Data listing
☆ ☆ ☆ ☆ ☆

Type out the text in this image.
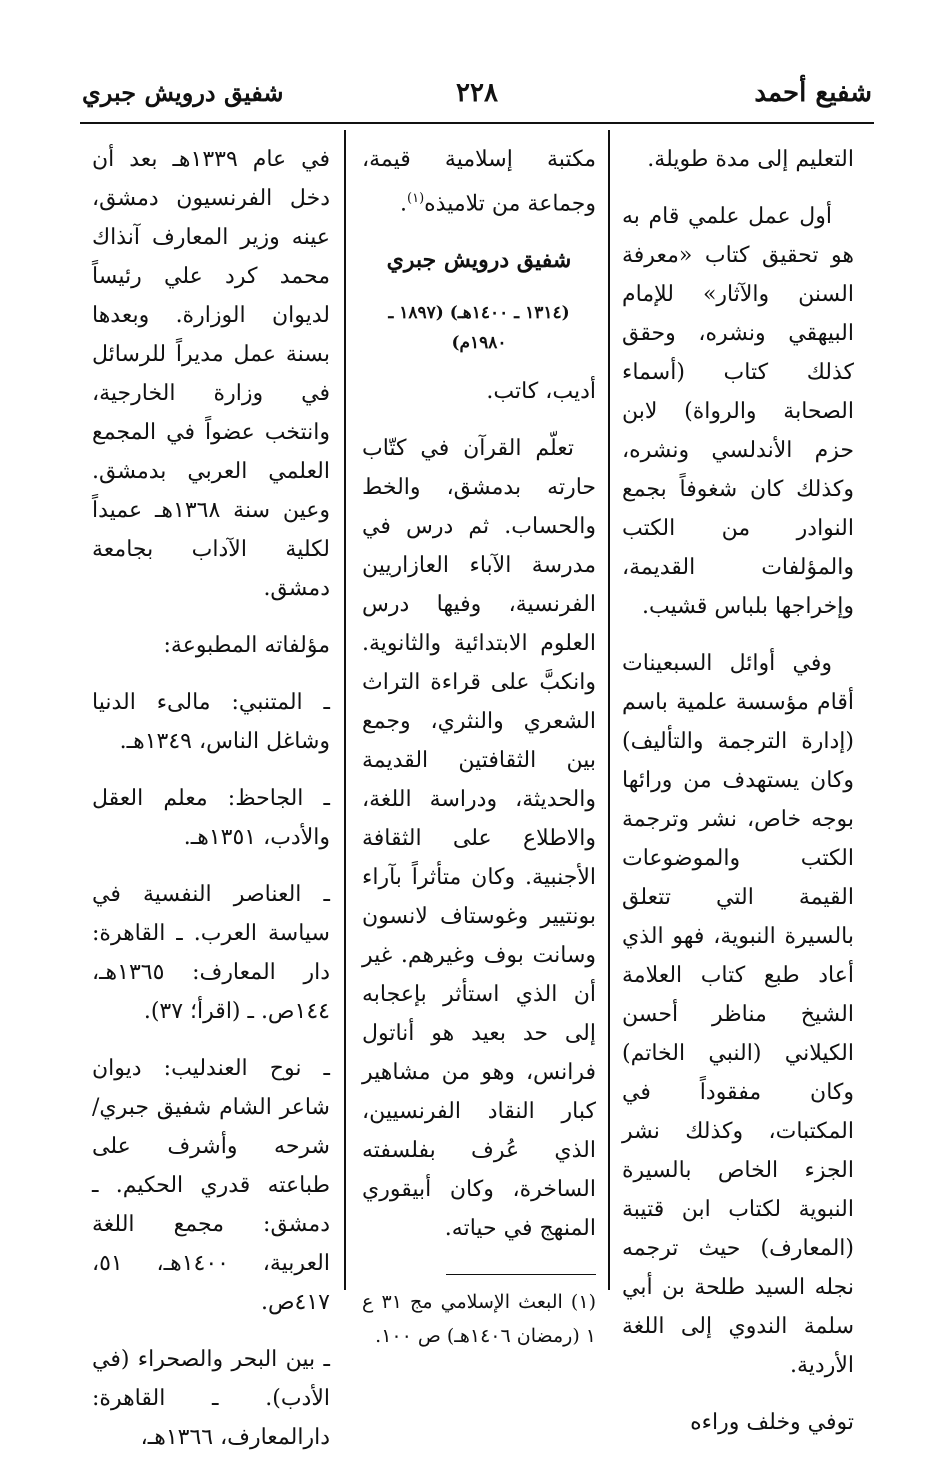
شفيع أحمد
٢٢٨
شفيق درويش جبري

التعليم إلى مدة طويلة.

أول عمل علمي قام به هو تحقيق كتاب «معرفة السنن والآثار» للإمام البيهقي ونشره، وحقق كذلك كتاب (أسماء الصحابة والرواة) لابن حزم الأندلسي ونشره، وكذلك كان شغوفاً بجمع النوادر من الكتب والمؤلفات القديمة، وإخراجها بلباس قشيب.

وفي أوائل السبعينات أقام مؤسسة علمية باسم (إدارة الترجمة والتأليف) وكان يستهدف من ورائها بوجه خاص، نشر وترجمة الكتب والموضوعات القيمة التي تتعلق بالسيرة النبوية، فهو الذي أعاد طبع كتاب العلامة الشيخ مناظر أحسن الكيلاني (النبي الخاتم) وكان مفقوداً في المكتبات، وكذلك نشر الجزء الخاص بالسيرة النبوية لكتاب ابن قتيبة (المعارف) حيث ترجمه نجله السيد طلحة بن أبي سلمة الندوي إلى اللغة الأردية.

توفي وخلف وراءه

مكتبة إسلامية قيمة، وجماعة من تلاميذه$^{(١)}$.

شفيق درويش جبري

(١٣١٤ ـ ١٤٠٠هـ) (١٨٩٧ ـ ١٩٨٠م)

أديب، كاتب.

تعلّم القرآن في كتّاب حارته بدمشق، والخط والحساب. ثم درس في مدرسة الآباء العازاريين الفرنسية، وفيها درس العلوم الابتدائية والثانوية. وانكبَّ على قراءة التراث الشعري والنثري، وجمع بين الثقافتين القديمة والحديثة، ودراسة اللغة، والاطلاع على الثقافة الأجنبية. وكان متأثراً بآراء بونتيير وغوستاف لانسون وسانت بوف وغيرهم. غير أن الذي استأثر بإعجابه إلى حد بعيد هو أناتول فرانس، وهو من مشاهير كبار النقاد الفرنسيين، الذي عُرف بفلسفته الساخرة، وكان أبيقوري المنهج في حياته.

(١) البعث الإسلامي مج ٣١ ع ١ (رمضان ١٤٠٦هـ) ص ١٠٠.

في عام ١٣٣٩هـ بعد أن دخل الفرنسيون دمشق، عينه وزير المعارف آنذاك محمد كرد علي رئيساً لديوان الوزارة. وبعدها بسنة عمل مديراً للرسائل في وزارة الخارجية، وانتخب عضواً في المجمع العلمي العربي بدمشق. وعين سنة ١٣٦٨هـ عميداً لكلية الآداب بجامعة دمشق.

مؤلفاته المطبوعة:

ـ المتنبي: مالىء الدنيا وشاغل الناس، ١٣٤٩هـ.

ـ الجاحظ: معلم العقل والأدب، ١٣٥١هـ.

ـ العناصر النفسية في سياسة العرب. ـ القاهرة: دار المعارف: ١٣٦٥هـ، ١٤٤ص. ـ (اقرأ؛ ٣٧).

ـ نوح العندليب: ديوان شاعر الشام شفيق جبري/ شرحه وأشرف على طباعته قدري الحكيم. ـ دمشق: مجمع اللغة العربية، ١٤٠٠هـ، ٥١، ٤١٧ص.

ـ بين البحر والصحراء (في الأدب). ـ القاهرة: دارالمعارف، ١٣٦٦هـ،
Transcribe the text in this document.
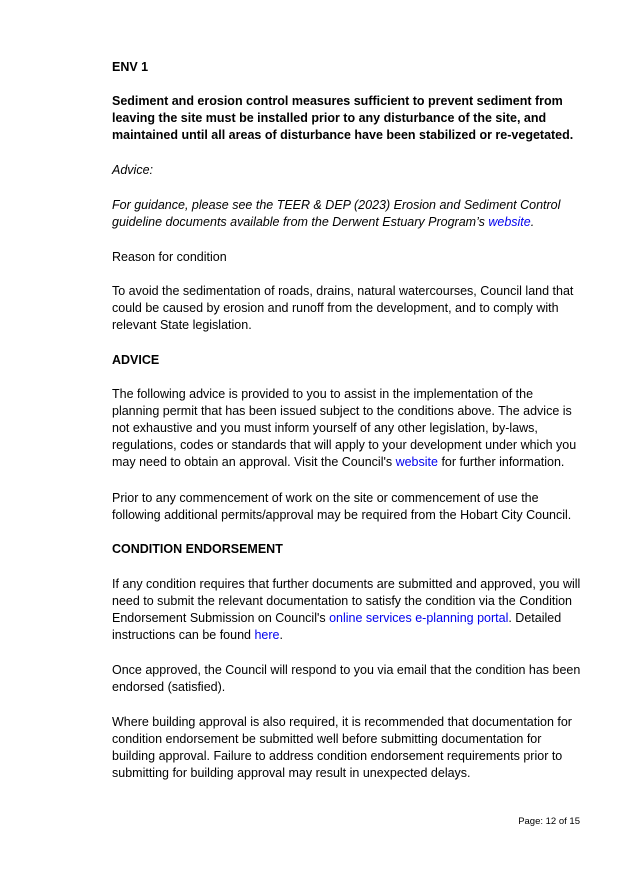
ENV 1

Sediment and erosion control measures sufficient to prevent sediment from leaving the site must be installed prior to any disturbance of the site, and maintained until all areas of disturbance have been stabilized or re-vegetated.

Advice:

For guidance, please see the TEER & DEP (2023) Erosion and Sediment Control guideline documents available from the Derwent Estuary Program’s website.

Reason for condition

To avoid the sedimentation of roads, drains, natural watercourses, Council land that could be caused by erosion and runoff from the development, and to comply with relevant State legislation.

ADVICE

The following advice is provided to you to assist in the implementation of the planning permit that has been issued subject to the conditions above. The advice is not exhaustive and you must inform yourself of any other legislation, by-laws, regulations, codes or standards that will apply to your development under which you may need to obtain an approval. Visit the Council's website for further information.

Prior to any commencement of work on the site or commencement of use the following additional permits/approval may be required from the Hobart City Council.

CONDITION ENDORSEMENT

If any condition requires that further documents are submitted and approved, you will need to submit the relevant documentation to satisfy the condition via the Condition Endorsement Submission on Council's online services e-planning portal. Detailed instructions can be found here.

Once approved, the Council will respond to you via email that the condition has been endorsed (satisfied).

Where building approval is also required, it is recommended that documentation for condition endorsement be submitted well before submitting documentation for building approval. Failure to address condition endorsement requirements prior to submitting for building approval may result in unexpected delays.

Page: 12 of 15
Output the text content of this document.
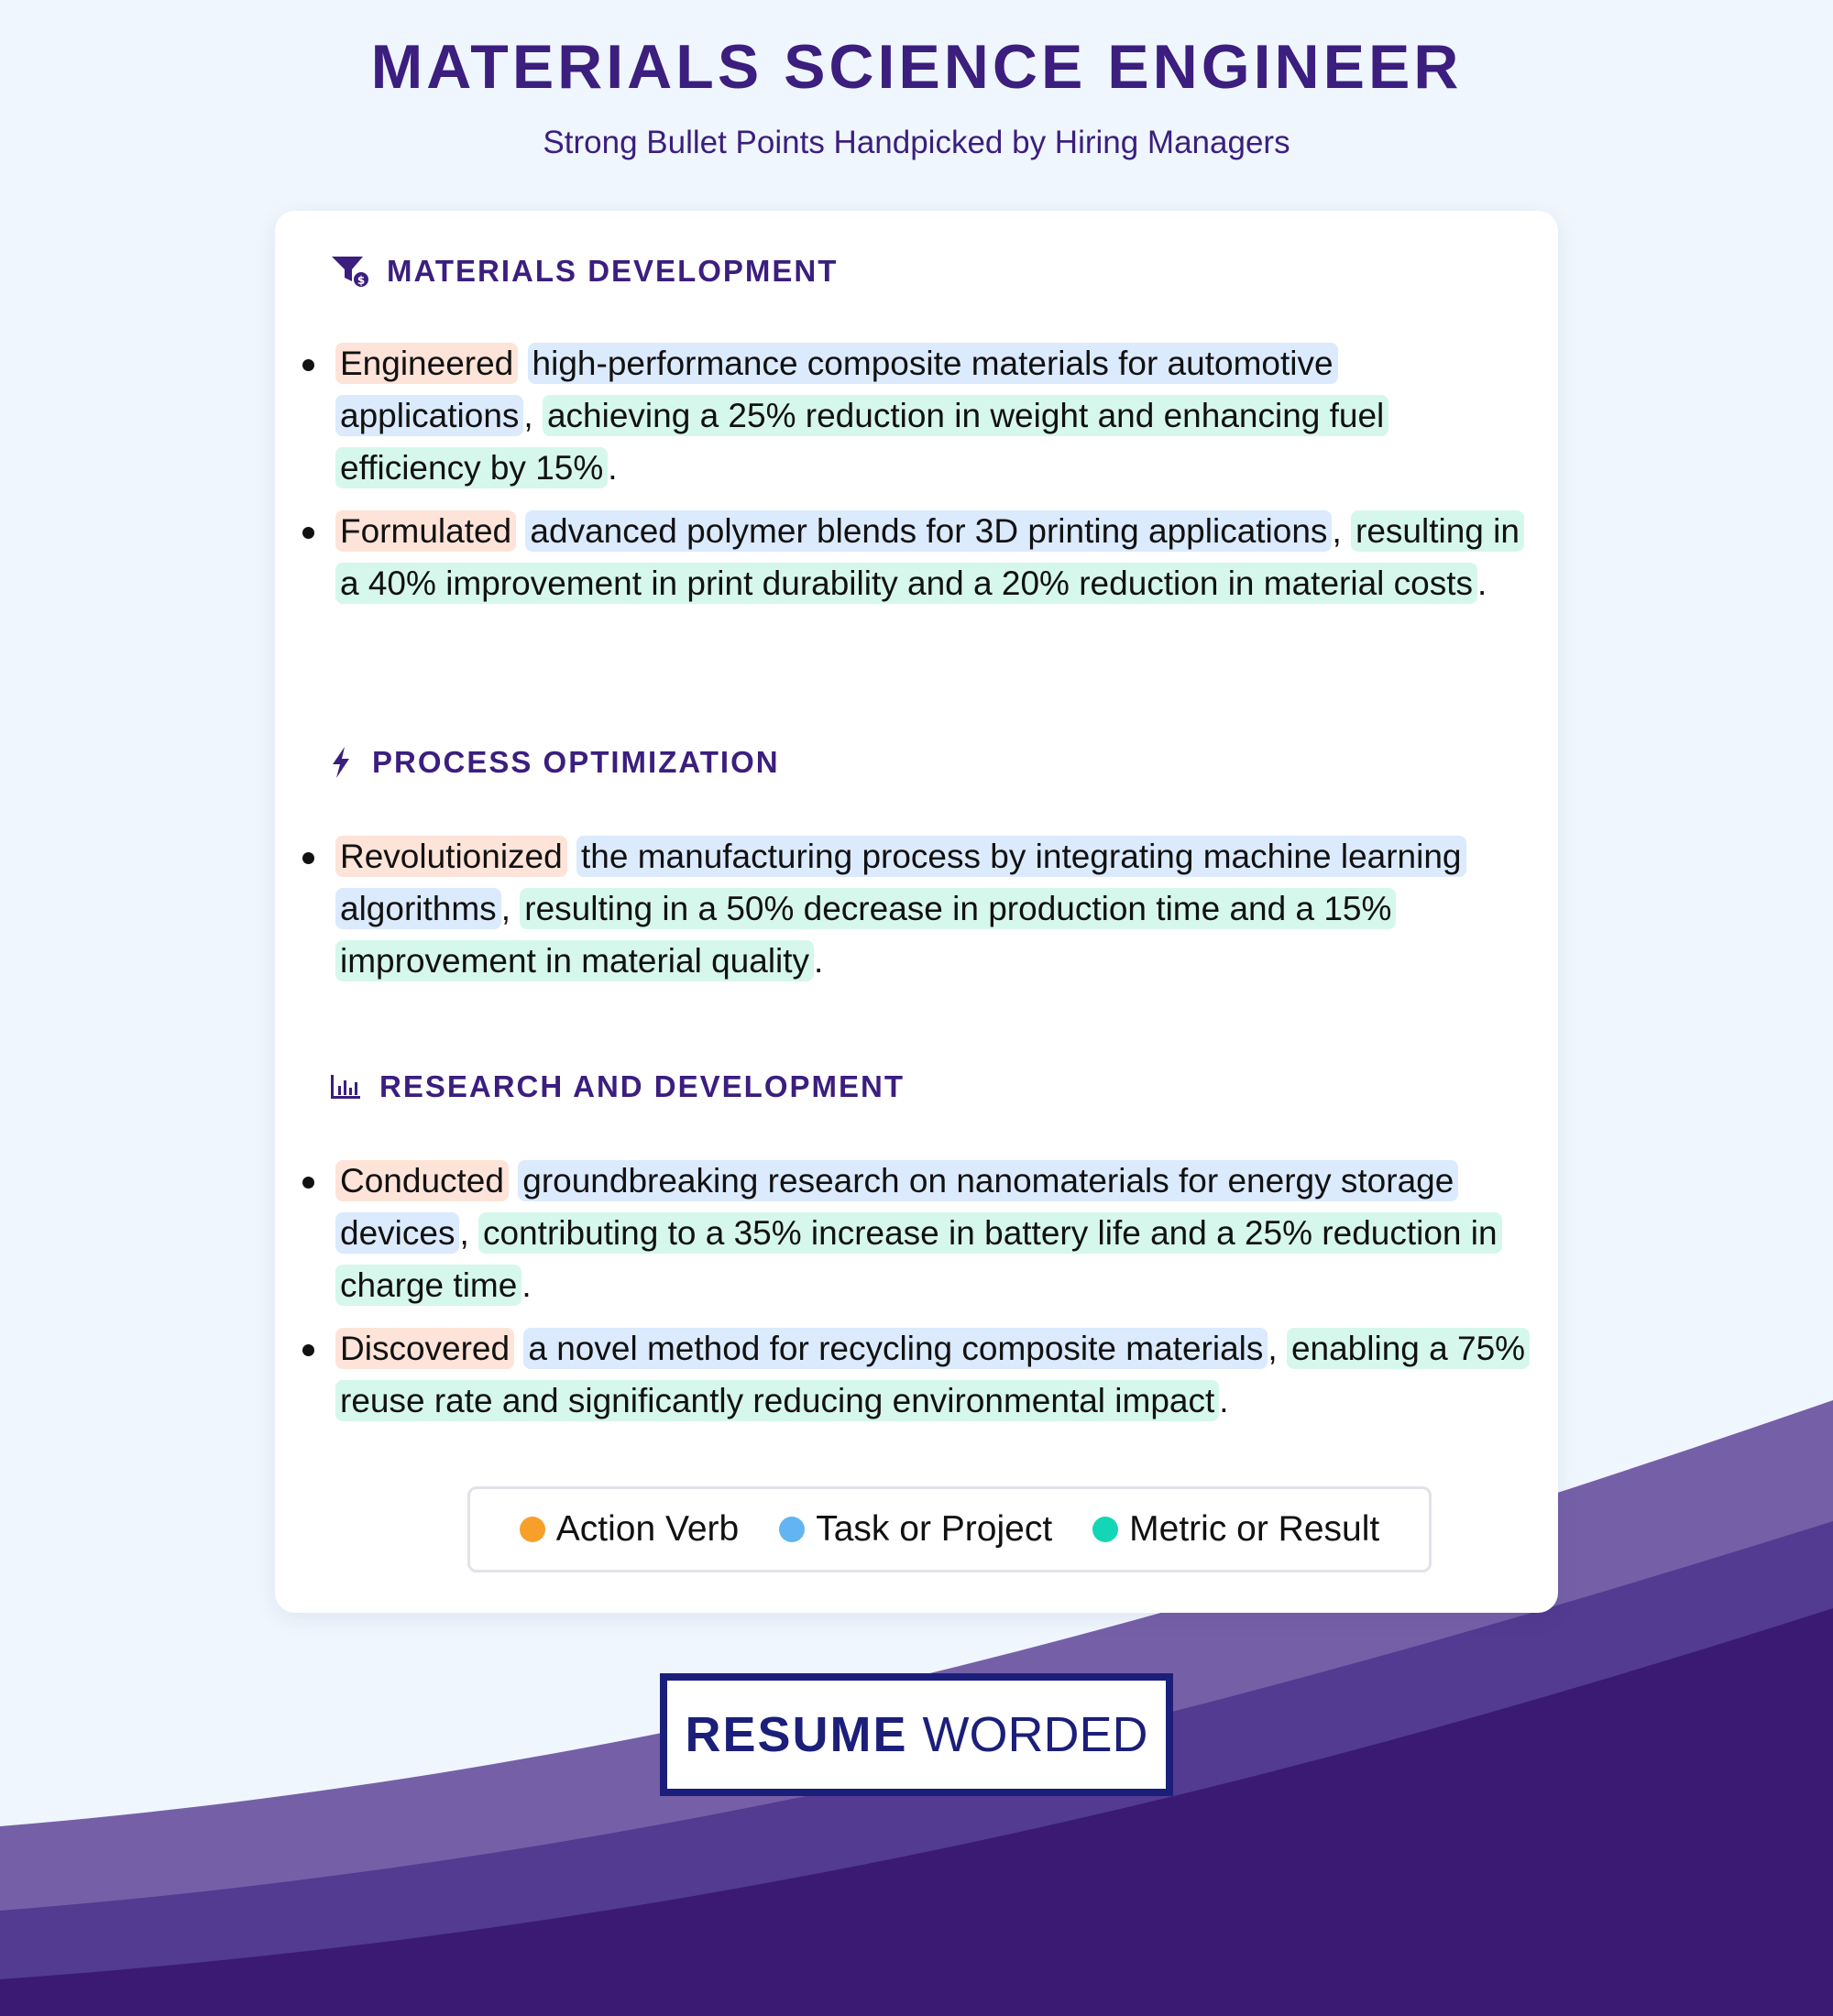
MATERIALS SCIENCE ENGINEER
Strong Bullet Points Handpicked by Hiring Managers
$ MATERIALS DEVELOPMENT
Engineered high-performance composite materials for automotive applications , achieving a 25% reduction in weight and enhancing fuel efficiency by 15% .
Formulated advanced polymer blends for 3D printing applications , resulting in a 40% improvement in print durability and a 20% reduction in material costs .
PROCESS OPTIMIZATION
Revolutionized the manufacturing process by integrating machine learning algorithms , resulting in a 50% decrease in production time and a 15% improvement in material quality .
RESEARCH AND DEVELOPMENT
Conducted groundbreaking research on nanomaterials for energy storage devices , contributing to a 35% increase in battery life and a 25% reduction in charge time .
Discovered a novel method for recycling composite materials , enabling a 75% reuse rate and significantly reducing environmental impact .
Action Verb Task or Project Metric or Result
RESUME WORDED
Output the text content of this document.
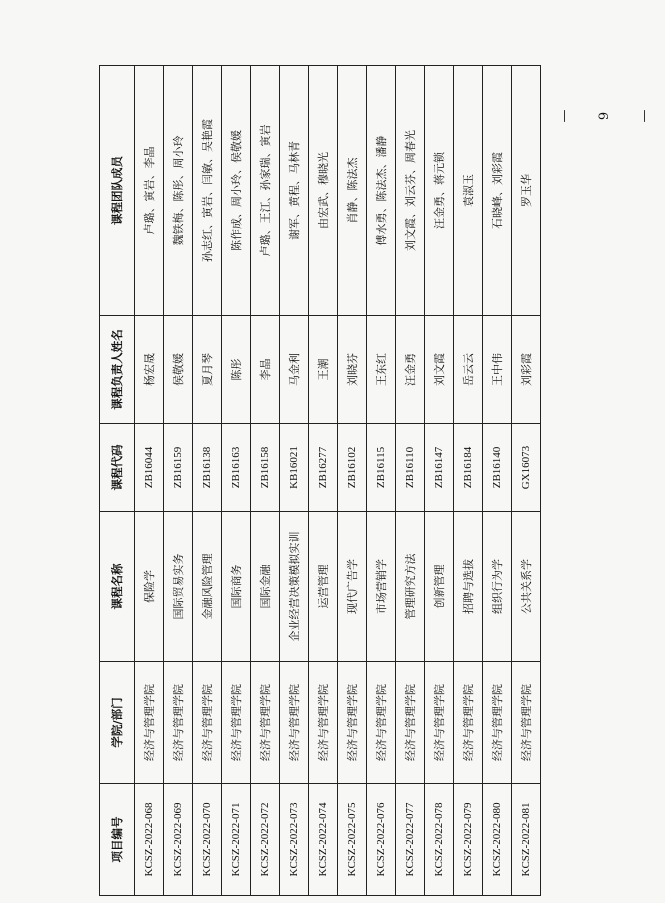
项目编号	学院/部门	课程名称	课程代码	课程负责人姓名	课程团队成员
KCSZ-2022-068	经济与管理学院	保险学	ZB16044	杨宏晟	卢璐、寅岩、李晶
KCSZ-2022-069	经济与管理学院	国际贸易实务	ZB16159	侯敬媛	魏铁梅、陈彤、周小玲
KCSZ-2022-070	经济与管理学院	金融风险管理	ZB16138	夏月琴	孙志红、寅岩、闫敏、吴艳霞
KCSZ-2022-071	经济与管理学院	国际商务	ZB16163	陈彤	陈作成、周小玲、侯敬媛
KCSZ-2022-072	经济与管理学院	国际金融	ZB16158	李晶	卢璐、王江、孙家瑞、寅岩
KCSZ-2022-073	经济与管理学院	企业经营决策模拟实训	KB16021	马金利	谢军、黄程、马林青
KCSZ-2022-074	经济与管理学院	运营管理	ZB16277	王潮	由宏武、穆晓光
KCSZ-2022-075	经济与管理学院	现代广告学	ZB16102	刘晓芬	肖静、陈法杰
KCSZ-2022-076	经济与管理学院	市场营销学	ZB16115	王东红	傅水勇、陈法杰、潘静
KCSZ-2022-077	经济与管理学院	管理研究方法	ZB16110	汪金勇	刘文霞、刘云芬、周春光
KCSZ-2022-078	经济与管理学院	创新管理	ZB16147	刘文霞	汪金勇、蒋元锁
KCSZ-2022-079	经济与管理学院	招聘与选拔	ZB16184	岳云云	袁淑玉
KCSZ-2022-080	经济与管理学院	组织行为学	ZB16140	王中伟	石晓峰、刘彩霞
KCSZ-2022-081	经济与管理学院	公共关系学	GX16073	刘彩霞	罗玉华
—9—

☆ ☆ ☆ ☆ ☆

TASK REQUIREMENTS: Check each line above for the string "need", then copy the ones that have it.

ANSWER BELOW:
The following advice is provided to you to assist in the implementation of the planning permit that has been issued subject to the conditions above. The advice is not exhaustive and you must inform yourself of any other legislation, by-laws, regulations, codes or standards that will apply to your development under which you may need to obtain an approval. Visit the Council's website for further information.
If any condition requires that further documents are submitted and approved, you will need to submit the relevant documentation to satisfy the condition via the Condition Endorsement Submission on Council's online services e-planning portal. Detailed instructions can be found here.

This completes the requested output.